• **Data extract**:
--*--
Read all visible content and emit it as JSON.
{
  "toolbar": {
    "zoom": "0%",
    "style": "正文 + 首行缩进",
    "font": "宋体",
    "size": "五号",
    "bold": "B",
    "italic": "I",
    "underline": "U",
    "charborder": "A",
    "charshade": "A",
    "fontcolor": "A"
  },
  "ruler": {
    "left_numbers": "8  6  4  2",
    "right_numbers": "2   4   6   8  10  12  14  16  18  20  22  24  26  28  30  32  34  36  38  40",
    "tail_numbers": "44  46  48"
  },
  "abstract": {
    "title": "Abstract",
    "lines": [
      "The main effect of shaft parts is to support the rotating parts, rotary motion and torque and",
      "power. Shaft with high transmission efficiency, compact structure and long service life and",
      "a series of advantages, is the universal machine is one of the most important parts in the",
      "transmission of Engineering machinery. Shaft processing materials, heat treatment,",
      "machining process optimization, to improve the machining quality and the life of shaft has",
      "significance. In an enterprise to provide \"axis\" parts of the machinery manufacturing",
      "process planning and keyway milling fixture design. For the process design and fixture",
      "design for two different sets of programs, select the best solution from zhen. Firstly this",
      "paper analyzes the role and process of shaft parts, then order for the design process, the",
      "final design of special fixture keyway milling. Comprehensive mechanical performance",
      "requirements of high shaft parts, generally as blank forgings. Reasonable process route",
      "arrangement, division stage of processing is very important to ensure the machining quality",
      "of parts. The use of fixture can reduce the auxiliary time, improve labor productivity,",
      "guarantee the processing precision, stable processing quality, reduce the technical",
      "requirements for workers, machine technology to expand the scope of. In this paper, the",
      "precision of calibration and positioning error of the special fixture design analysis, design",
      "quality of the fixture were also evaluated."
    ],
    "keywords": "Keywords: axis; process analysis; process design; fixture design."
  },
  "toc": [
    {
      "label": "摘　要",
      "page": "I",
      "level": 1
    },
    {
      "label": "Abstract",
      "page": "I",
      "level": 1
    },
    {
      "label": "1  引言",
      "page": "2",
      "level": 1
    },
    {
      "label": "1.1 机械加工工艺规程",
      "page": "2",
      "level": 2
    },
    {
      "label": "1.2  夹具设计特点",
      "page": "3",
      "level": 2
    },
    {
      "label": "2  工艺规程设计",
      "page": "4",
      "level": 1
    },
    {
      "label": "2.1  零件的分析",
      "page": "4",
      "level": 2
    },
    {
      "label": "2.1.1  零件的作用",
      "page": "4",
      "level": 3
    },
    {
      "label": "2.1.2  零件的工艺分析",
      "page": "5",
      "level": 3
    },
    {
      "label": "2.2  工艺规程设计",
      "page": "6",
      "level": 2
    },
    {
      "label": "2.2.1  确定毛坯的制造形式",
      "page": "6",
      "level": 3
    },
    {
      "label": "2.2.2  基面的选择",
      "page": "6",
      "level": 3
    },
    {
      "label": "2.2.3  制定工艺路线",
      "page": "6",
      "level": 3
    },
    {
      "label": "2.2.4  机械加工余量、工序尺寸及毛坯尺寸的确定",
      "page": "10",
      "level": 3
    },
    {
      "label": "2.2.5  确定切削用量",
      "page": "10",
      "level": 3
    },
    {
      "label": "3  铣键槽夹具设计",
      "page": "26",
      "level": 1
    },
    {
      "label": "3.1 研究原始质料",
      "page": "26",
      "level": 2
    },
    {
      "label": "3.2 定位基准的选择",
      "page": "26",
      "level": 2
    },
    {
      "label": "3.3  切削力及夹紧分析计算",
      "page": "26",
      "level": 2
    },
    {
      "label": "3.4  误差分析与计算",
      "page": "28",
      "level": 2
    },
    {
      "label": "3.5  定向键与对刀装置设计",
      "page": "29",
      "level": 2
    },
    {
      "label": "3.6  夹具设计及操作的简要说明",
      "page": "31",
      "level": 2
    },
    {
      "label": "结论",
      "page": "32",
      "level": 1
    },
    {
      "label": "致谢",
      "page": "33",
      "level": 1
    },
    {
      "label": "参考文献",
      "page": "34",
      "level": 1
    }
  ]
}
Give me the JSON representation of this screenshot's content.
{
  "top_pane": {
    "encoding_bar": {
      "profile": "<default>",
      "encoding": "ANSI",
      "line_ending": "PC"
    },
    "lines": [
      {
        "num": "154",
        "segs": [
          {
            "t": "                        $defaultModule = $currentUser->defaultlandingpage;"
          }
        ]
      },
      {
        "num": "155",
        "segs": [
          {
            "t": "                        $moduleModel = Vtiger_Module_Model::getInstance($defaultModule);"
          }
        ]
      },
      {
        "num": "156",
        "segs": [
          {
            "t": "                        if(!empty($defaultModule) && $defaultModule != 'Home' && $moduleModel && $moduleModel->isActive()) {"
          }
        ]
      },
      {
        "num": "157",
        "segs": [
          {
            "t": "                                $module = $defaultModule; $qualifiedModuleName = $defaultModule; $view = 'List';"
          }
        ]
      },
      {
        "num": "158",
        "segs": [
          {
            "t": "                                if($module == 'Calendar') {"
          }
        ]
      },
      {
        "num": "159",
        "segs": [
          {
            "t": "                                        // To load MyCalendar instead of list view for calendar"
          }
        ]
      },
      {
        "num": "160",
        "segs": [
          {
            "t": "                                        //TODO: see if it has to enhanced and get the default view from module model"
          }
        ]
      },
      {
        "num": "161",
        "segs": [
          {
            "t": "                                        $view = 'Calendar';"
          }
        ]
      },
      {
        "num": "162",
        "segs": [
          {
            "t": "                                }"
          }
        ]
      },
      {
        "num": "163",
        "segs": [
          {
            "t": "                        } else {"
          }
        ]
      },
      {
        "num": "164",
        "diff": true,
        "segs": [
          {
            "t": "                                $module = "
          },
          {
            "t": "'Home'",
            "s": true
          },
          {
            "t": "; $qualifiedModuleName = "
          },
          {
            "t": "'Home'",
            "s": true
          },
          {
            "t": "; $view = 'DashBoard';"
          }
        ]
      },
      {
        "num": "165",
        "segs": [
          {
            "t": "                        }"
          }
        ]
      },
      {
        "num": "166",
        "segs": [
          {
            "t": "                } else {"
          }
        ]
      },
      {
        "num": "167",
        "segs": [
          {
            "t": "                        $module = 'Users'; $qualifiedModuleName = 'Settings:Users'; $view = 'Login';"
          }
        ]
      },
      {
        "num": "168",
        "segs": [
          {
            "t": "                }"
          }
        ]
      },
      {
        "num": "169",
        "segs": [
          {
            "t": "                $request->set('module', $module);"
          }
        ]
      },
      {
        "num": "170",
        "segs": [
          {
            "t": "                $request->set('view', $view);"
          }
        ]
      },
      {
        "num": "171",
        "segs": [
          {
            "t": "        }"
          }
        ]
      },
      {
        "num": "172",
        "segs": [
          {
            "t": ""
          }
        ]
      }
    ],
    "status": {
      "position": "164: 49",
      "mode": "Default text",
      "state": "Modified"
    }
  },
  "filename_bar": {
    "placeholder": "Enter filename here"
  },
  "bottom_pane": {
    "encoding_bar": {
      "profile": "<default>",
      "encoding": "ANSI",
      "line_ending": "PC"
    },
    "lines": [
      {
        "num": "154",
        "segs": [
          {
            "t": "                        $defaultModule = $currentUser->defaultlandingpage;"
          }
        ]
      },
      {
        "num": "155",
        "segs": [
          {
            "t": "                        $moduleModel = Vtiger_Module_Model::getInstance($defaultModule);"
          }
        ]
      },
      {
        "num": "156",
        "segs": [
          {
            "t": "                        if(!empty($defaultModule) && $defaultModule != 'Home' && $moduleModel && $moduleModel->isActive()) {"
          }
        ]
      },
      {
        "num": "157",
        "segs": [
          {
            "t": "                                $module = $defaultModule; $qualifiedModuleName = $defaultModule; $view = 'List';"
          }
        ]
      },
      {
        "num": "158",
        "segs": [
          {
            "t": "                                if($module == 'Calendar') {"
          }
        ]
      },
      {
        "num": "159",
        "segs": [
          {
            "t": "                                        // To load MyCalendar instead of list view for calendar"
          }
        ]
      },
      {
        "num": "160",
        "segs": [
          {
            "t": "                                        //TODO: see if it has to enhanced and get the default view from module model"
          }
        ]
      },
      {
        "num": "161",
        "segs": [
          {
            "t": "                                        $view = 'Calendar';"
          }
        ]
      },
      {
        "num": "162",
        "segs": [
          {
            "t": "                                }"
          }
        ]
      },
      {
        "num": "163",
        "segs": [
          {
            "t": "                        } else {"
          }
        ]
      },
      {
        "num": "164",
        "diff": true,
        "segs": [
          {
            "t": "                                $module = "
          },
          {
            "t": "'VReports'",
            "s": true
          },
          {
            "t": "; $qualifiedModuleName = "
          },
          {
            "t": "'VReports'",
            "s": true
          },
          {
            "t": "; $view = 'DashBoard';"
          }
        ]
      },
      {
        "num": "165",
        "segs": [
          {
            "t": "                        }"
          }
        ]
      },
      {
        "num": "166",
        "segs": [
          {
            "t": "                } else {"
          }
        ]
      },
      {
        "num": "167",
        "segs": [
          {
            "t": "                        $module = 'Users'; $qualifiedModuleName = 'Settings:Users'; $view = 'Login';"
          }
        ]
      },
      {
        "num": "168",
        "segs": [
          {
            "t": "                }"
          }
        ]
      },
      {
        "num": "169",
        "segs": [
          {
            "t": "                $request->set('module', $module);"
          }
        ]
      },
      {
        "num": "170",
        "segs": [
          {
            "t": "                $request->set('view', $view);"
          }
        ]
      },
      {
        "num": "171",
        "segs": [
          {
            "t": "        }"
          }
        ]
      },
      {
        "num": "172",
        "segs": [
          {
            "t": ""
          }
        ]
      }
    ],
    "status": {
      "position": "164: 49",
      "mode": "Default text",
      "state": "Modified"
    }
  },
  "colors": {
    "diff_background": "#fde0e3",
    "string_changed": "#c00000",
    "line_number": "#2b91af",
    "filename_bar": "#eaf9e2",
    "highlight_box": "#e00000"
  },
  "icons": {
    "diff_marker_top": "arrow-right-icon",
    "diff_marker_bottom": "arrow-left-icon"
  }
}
--*--
Your task is to list each line of the records with the word "keyway".

• **The response**:
      "process planning and keyway milling fixture design. For the process design and fixture",
      "final design of special fixture keyway milling. Comprehensive mechanical performance",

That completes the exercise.